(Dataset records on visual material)
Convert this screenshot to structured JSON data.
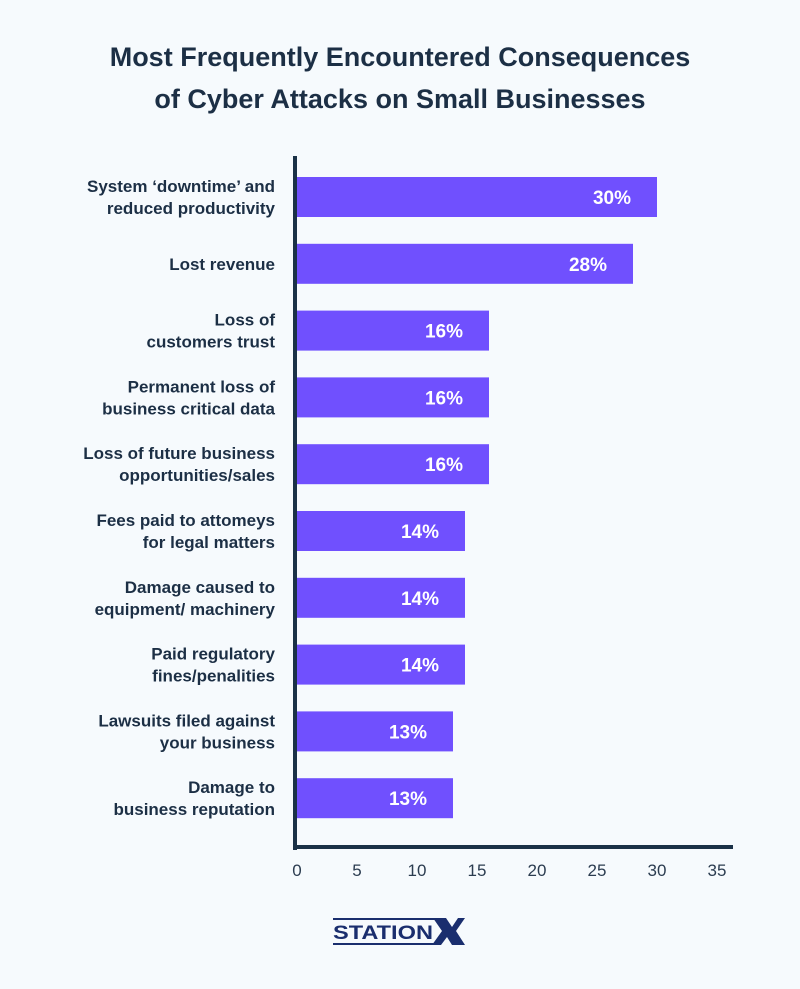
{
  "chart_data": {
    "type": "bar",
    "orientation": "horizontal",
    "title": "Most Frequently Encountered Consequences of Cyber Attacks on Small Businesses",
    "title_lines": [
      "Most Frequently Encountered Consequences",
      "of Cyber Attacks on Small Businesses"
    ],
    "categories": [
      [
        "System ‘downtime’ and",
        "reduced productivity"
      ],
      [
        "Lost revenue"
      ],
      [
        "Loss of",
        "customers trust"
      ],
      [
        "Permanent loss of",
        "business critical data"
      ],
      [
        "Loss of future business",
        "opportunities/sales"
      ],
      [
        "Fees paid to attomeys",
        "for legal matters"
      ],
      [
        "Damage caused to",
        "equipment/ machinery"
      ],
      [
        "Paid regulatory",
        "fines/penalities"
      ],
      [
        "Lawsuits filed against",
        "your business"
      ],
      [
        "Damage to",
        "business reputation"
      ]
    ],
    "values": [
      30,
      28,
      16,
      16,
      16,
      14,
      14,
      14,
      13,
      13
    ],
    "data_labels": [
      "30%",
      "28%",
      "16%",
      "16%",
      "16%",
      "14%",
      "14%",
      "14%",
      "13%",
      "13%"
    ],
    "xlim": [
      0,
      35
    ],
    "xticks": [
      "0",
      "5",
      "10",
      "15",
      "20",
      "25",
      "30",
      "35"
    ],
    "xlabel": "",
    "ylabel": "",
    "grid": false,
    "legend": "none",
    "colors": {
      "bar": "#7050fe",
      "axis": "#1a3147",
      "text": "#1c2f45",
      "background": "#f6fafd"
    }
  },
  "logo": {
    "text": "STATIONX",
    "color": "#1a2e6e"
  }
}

...

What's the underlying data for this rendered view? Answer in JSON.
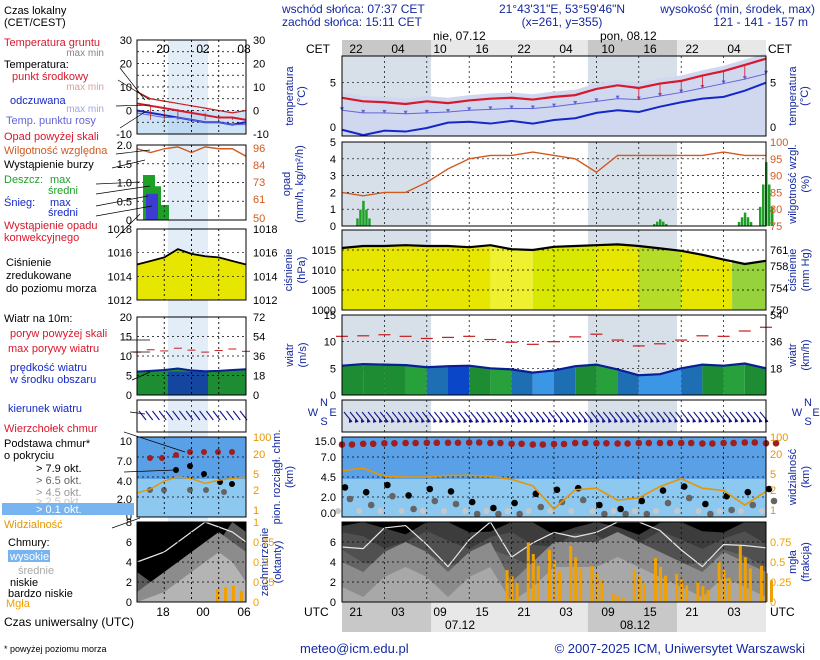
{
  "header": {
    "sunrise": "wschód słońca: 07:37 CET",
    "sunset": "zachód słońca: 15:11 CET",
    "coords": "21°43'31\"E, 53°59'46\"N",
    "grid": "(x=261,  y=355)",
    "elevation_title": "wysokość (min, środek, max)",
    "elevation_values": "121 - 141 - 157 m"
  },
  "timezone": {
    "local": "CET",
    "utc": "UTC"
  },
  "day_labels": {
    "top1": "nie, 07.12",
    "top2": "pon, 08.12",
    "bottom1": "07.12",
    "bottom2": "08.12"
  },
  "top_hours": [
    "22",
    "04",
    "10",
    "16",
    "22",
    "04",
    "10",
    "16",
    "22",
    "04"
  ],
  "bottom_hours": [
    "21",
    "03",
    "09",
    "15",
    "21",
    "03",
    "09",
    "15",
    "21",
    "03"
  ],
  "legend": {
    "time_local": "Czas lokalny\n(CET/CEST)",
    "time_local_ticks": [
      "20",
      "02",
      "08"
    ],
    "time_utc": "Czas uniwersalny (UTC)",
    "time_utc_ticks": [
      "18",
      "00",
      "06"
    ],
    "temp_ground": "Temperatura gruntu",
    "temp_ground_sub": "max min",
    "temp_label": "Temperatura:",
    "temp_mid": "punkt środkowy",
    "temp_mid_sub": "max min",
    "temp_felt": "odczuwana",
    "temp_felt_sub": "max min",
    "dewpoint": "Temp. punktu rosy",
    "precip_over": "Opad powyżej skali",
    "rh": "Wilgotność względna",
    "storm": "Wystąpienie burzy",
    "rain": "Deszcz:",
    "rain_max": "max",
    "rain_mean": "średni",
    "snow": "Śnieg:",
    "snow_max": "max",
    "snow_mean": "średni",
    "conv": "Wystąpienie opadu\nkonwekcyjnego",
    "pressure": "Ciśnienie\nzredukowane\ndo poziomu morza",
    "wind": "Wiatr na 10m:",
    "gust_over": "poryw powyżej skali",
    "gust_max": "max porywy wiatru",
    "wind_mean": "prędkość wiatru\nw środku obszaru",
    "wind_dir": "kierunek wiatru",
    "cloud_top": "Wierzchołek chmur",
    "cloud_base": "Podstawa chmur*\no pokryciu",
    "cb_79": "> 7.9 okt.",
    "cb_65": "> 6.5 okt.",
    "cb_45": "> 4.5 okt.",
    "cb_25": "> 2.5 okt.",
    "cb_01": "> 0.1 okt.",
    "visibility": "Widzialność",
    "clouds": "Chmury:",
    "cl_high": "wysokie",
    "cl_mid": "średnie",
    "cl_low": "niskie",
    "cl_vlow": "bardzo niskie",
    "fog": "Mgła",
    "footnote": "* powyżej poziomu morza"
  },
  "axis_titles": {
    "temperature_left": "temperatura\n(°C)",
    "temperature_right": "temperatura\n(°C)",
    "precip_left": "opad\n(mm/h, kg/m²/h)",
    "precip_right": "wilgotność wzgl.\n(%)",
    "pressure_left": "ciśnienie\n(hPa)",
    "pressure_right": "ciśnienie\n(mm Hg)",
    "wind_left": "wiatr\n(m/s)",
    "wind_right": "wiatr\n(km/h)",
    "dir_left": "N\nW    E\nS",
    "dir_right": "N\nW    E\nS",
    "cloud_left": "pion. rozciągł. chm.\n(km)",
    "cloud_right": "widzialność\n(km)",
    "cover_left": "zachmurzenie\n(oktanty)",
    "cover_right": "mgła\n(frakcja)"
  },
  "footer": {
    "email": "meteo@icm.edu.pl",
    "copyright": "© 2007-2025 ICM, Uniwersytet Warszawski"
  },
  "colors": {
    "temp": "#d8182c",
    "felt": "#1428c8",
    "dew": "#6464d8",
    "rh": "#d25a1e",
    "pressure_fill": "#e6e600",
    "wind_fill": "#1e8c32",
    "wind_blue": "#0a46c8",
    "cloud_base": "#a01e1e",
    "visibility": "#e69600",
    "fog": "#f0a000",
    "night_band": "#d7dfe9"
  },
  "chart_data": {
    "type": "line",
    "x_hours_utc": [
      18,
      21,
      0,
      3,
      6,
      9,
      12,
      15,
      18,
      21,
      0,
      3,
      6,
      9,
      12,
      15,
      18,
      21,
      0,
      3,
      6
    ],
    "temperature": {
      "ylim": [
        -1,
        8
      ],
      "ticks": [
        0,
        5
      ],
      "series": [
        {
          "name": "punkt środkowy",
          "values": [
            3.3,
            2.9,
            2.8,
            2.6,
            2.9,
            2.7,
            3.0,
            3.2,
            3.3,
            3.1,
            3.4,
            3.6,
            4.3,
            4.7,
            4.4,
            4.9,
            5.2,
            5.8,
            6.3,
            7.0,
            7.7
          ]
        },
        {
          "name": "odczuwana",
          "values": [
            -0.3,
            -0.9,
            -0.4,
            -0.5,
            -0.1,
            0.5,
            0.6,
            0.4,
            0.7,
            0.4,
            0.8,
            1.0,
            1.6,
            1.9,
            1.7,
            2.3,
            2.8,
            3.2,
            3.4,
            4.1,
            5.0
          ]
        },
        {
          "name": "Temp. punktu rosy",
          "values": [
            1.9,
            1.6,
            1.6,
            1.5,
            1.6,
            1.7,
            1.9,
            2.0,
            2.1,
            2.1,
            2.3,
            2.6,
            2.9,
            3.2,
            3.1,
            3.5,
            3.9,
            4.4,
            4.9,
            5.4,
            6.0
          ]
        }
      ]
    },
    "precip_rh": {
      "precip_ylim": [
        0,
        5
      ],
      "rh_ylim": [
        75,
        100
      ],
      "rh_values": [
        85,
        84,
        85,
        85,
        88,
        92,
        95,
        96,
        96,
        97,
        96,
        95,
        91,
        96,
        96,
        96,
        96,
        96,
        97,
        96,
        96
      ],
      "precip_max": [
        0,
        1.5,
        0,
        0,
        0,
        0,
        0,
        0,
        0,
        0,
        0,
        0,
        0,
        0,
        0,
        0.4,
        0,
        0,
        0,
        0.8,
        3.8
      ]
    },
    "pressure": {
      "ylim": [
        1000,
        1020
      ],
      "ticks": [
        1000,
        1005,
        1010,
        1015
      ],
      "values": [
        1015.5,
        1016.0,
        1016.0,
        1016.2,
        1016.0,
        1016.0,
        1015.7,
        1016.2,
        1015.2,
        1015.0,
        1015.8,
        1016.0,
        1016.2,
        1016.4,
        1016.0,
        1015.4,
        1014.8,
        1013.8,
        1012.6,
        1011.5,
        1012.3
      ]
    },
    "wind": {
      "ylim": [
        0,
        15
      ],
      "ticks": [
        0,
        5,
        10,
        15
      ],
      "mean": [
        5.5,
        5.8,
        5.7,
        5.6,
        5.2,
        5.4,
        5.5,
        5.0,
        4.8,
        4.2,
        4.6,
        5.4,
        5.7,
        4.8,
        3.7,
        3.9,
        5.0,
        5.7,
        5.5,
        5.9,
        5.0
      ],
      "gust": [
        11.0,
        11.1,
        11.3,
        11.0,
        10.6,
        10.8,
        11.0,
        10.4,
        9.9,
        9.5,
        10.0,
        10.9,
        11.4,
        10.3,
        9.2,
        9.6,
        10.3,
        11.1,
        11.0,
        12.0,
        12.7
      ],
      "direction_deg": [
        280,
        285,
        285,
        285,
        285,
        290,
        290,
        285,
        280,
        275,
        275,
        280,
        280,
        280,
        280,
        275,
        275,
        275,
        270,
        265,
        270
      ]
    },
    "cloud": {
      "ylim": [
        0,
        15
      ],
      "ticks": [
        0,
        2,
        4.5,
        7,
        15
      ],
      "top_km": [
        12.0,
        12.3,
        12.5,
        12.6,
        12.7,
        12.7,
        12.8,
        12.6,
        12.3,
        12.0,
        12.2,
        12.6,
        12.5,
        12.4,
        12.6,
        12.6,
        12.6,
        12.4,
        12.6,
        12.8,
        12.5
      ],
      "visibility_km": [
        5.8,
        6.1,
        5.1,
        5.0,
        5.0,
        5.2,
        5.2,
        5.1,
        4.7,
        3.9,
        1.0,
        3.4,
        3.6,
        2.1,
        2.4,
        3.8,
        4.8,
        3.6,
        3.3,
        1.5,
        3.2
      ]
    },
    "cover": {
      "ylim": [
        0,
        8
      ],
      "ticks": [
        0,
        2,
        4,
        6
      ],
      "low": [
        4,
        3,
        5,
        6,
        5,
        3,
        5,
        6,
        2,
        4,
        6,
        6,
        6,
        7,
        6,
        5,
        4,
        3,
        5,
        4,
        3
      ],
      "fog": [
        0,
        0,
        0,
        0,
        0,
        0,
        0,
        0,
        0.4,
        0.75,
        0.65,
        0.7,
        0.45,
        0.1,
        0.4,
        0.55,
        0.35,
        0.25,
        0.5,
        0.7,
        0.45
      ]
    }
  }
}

▶ [TASK]: Each line above that includes "name" should be shown.

▶ [THE RESULT]:
          "name": "punkt środkowy",
          "name": "odczuwana",
          "name": "Temp. punktu rosy",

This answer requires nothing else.